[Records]
━━━━━━━━

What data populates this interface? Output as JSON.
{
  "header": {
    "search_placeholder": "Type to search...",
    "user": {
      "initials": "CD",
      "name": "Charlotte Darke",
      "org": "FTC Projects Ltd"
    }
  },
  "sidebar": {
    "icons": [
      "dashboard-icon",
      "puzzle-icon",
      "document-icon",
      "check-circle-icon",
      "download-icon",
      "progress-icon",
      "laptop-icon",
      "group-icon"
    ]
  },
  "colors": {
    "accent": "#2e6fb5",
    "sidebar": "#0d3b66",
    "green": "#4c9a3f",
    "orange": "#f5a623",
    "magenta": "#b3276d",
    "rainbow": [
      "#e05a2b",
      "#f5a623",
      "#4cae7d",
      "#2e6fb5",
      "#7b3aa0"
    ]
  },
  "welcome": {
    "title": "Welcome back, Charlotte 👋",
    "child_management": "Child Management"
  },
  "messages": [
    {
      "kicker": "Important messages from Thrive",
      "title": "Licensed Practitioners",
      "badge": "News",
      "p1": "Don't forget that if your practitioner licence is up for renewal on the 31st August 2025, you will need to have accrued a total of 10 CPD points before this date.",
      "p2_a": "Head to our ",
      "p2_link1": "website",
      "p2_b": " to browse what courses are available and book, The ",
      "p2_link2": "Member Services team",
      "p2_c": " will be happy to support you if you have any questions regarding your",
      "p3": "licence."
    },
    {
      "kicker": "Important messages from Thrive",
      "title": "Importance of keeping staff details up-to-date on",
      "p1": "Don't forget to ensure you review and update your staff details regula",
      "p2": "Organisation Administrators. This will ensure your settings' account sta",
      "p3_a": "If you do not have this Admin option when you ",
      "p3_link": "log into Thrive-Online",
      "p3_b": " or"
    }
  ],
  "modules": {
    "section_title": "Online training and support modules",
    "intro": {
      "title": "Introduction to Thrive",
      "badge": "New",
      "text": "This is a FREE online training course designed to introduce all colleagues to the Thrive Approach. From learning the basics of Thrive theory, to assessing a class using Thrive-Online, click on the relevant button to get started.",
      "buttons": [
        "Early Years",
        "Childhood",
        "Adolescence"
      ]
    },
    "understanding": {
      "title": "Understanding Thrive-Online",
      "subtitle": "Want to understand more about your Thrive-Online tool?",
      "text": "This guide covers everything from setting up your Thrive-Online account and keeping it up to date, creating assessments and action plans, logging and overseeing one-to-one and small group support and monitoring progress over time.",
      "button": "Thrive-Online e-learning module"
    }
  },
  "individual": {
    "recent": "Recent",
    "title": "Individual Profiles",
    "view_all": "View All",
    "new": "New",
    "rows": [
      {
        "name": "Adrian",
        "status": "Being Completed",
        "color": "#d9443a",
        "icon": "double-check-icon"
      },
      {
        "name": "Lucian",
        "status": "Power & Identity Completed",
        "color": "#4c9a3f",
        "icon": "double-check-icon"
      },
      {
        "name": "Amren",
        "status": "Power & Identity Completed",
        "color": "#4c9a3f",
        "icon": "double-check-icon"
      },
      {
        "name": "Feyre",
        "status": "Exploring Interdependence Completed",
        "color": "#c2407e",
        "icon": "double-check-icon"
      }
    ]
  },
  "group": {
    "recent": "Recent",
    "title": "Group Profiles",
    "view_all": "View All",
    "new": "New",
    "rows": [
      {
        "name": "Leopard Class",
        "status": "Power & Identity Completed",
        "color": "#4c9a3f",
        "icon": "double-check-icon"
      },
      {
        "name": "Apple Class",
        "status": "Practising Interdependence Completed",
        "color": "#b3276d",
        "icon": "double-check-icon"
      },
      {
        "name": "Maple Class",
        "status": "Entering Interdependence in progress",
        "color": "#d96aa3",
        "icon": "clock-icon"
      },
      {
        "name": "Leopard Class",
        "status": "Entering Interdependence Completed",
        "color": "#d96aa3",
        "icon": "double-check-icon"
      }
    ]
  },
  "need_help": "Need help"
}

━━━━━━━━

**Required task:**
Scan the lines for the string "status". Pick out every line that has it.

**Problem solution:**
        "status": "Being Completed",
        "status": "Power & Identity Completed",
        "status": "Power & Identity Completed",
        "status": "Exploring Interdependence Completed",
        "status": "Power & Identity Completed",
        "status": "Practising Interdependence Completed",
        "status": "Entering Interdependence in progress",
        "status": "Entering Interdependence Completed",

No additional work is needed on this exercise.